- [Stated problem]: Retype, word for word, every line starting at the line with "Transcribe this chart's" and ending with the final line of the entries; skip the pictures.

- [Raw records]:
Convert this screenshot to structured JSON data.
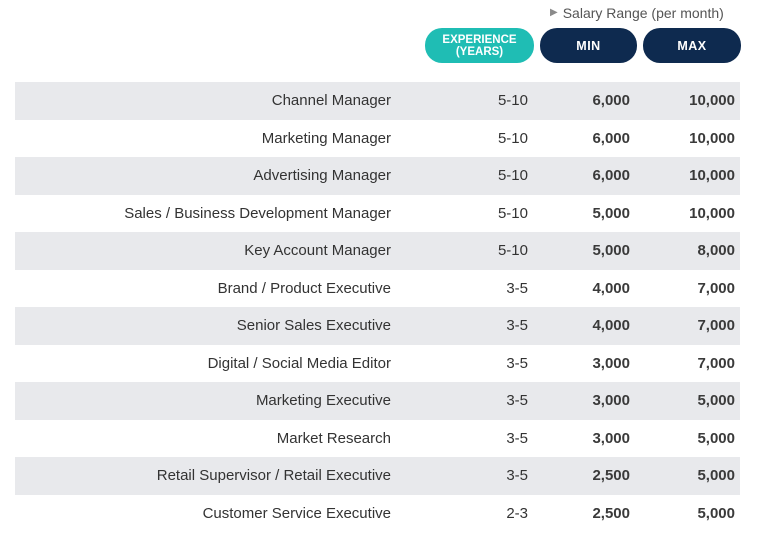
{
  "header": {
    "salary_range_label": "Salary Range (per month)",
    "experience_label_line1": "EXPERIENCE",
    "experience_label_line2": "(YEARS)",
    "min_label": "MIN",
    "max_label": "MAX"
  },
  "colors": {
    "experience_pill": "#1fbdb4",
    "min_max_pill": "#0e2a4f",
    "row_shade": "#e8e9ec"
  },
  "rows": [
    {
      "title": "Channel Manager",
      "experience": "5-10",
      "min": "6,000",
      "max": "10,000"
    },
    {
      "title": "Marketing Manager",
      "experience": "5-10",
      "min": "6,000",
      "max": "10,000"
    },
    {
      "title": "Advertising Manager",
      "experience": "5-10",
      "min": "6,000",
      "max": "10,000"
    },
    {
      "title": "Sales / Business Development Manager",
      "experience": "5-10",
      "min": "5,000",
      "max": "10,000"
    },
    {
      "title": "Key Account Manager",
      "experience": "5-10",
      "min": "5,000",
      "max": "8,000"
    },
    {
      "title": "Brand / Product Executive",
      "experience": "3-5",
      "min": "4,000",
      "max": "7,000"
    },
    {
      "title": "Senior Sales Executive",
      "experience": "3-5",
      "min": "4,000",
      "max": "7,000"
    },
    {
      "title": "Digital / Social Media Editor",
      "experience": "3-5",
      "min": "3,000",
      "max": "7,000"
    },
    {
      "title": "Marketing Executive",
      "experience": "3-5",
      "min": "3,000",
      "max": "5,000"
    },
    {
      "title": "Market Research",
      "experience": "3-5",
      "min": "3,000",
      "max": "5,000"
    },
    {
      "title": "Retail Supervisor / Retail Executive",
      "experience": "3-5",
      "min": "2,500",
      "max": "5,000"
    },
    {
      "title": "Customer Service Executive",
      "experience": "2-3",
      "min": "2,500",
      "max": "5,000"
    }
  ]
}
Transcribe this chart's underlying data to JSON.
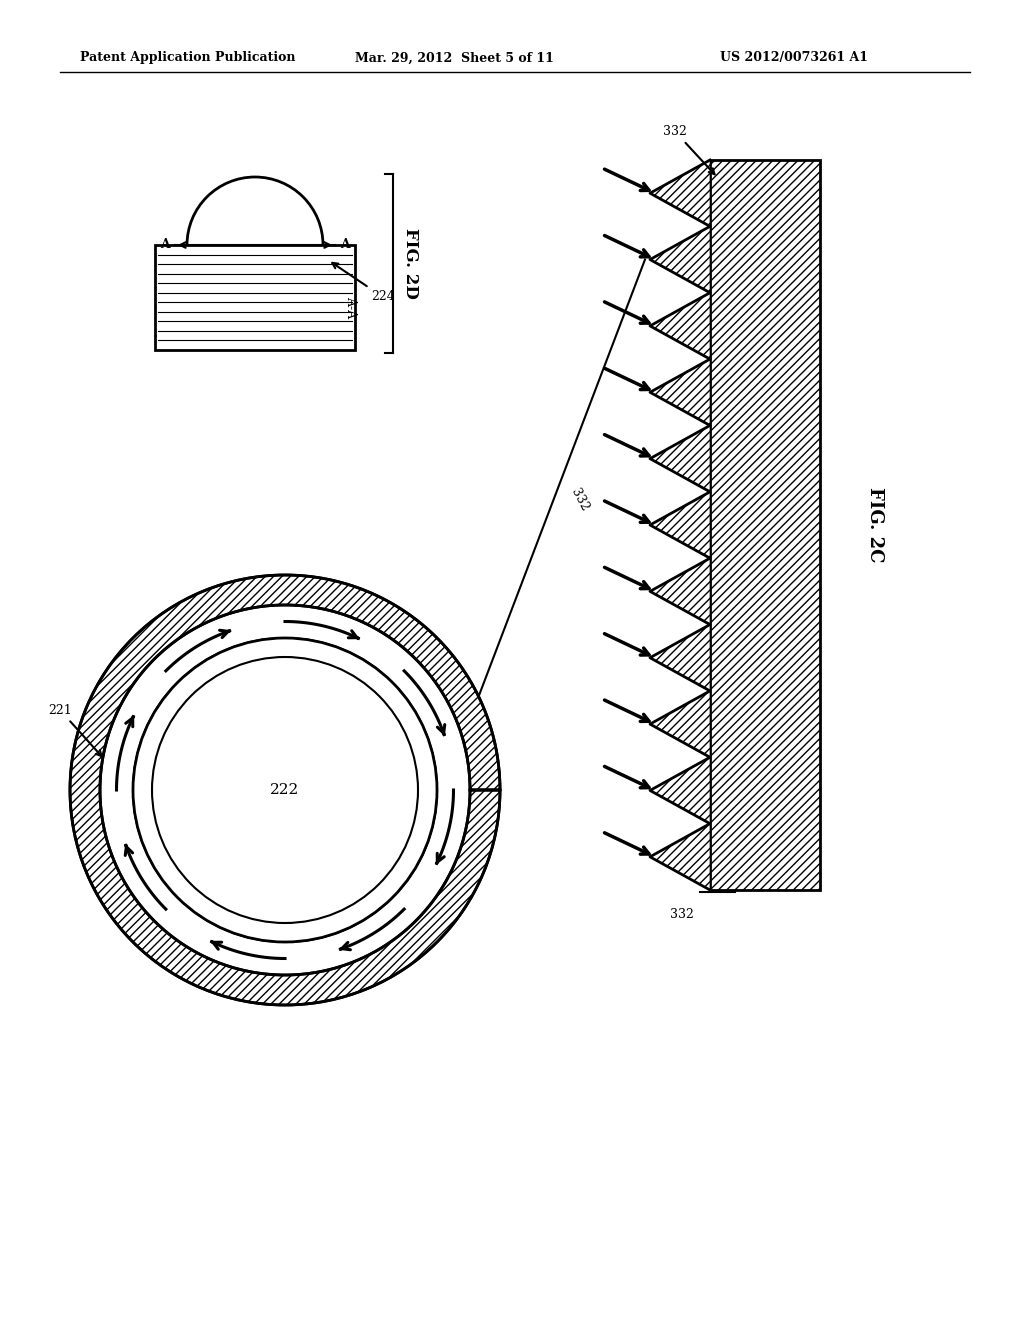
{
  "bg_color": "#ffffff",
  "line_color": "#000000",
  "header_left": "Patent Application Publication",
  "header_mid": "Mar. 29, 2012  Sheet 5 of 11",
  "header_right": "US 2012/0073261 A1",
  "fig2d_label": "FIG. 2D",
  "fig2c_label": "FIG. 2C",
  "label_224": "224",
  "label_222": "222",
  "label_221": "221",
  "label_332a": "332",
  "label_332b": "332",
  "label_AA": "A-A"
}
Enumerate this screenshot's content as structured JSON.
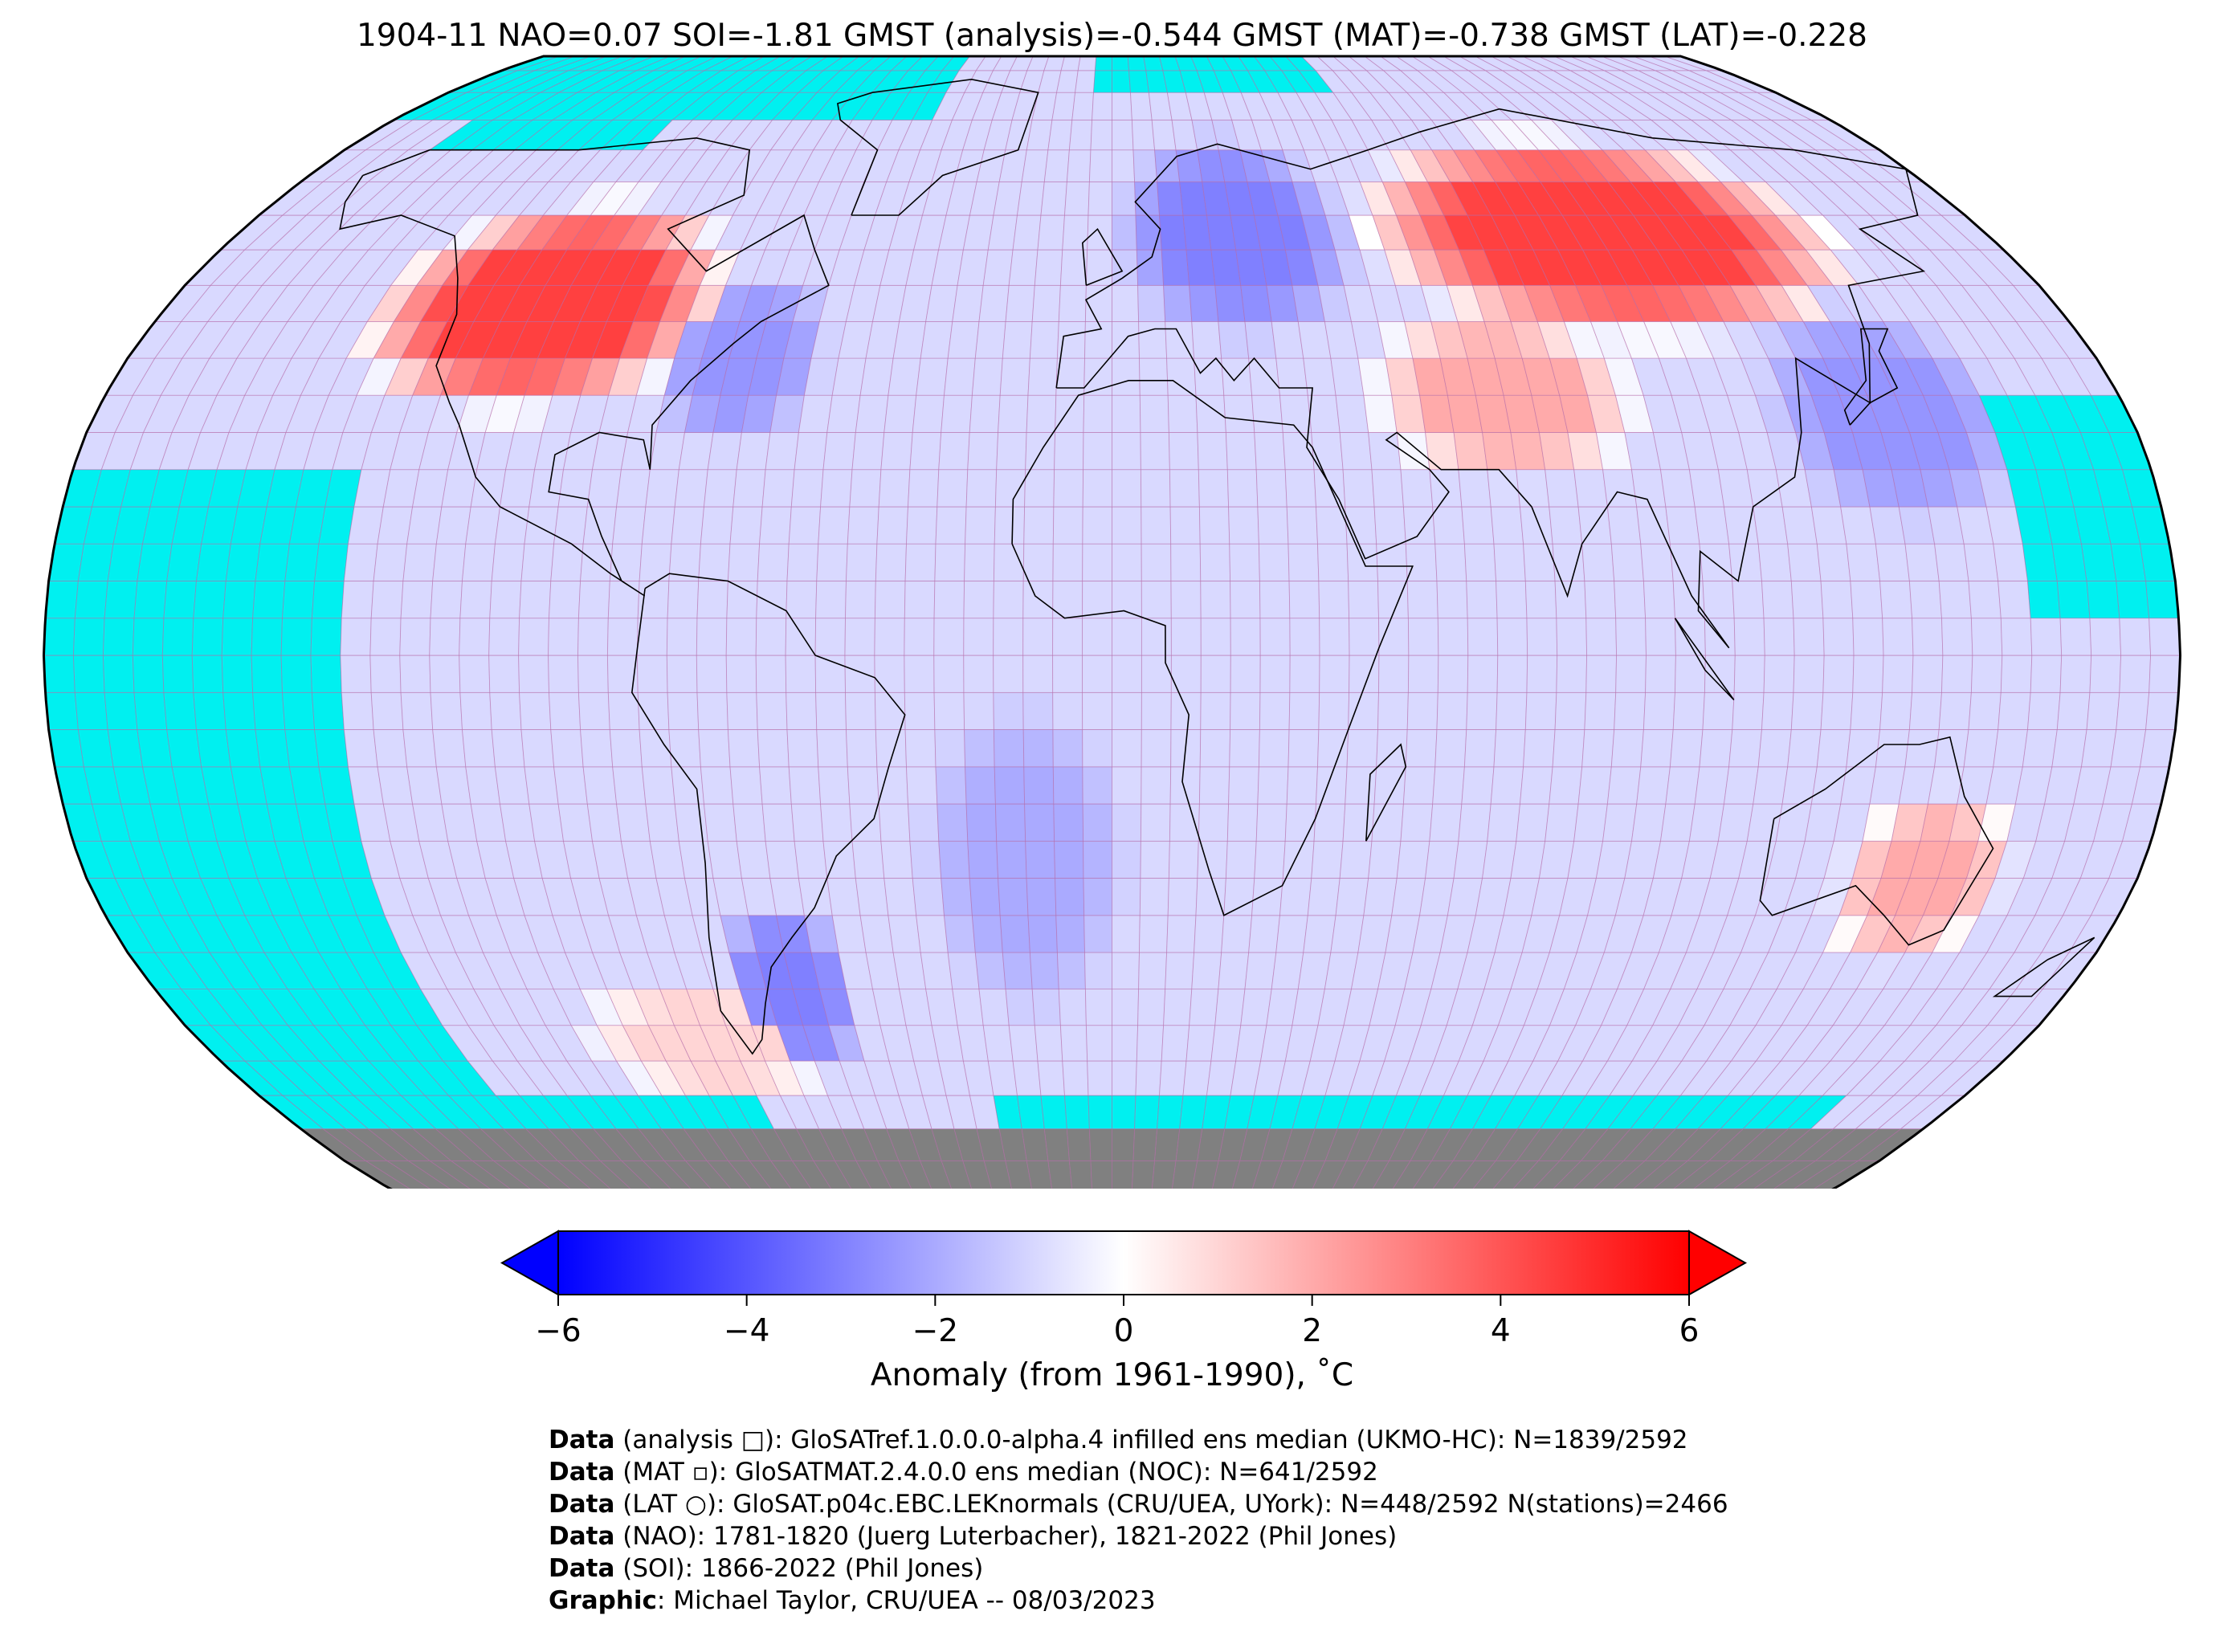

- [Task solution]:
Transcribe this chart's underlying data to JSON.
{
  "bg_color": "#ffffff",
  "line_color": "#000000",
  "header_left": "Patent Application Publication",
  "header_mid": "Mar. 29, 2012  Sheet 5 of 11",
  "header_right": "US 2012/0073261 A1",
  "fig2d_label": "FIG. 2D",
  "fig2c_label": "FIG. 2C",
  "label_224": "224",
  "label_222": "222",
  "label_221": "221",
  "label_332a": "332",
  "label_332b": "332",
  "label_AA": "A-A"
}
Enumerate this screenshot's content as structured JSON.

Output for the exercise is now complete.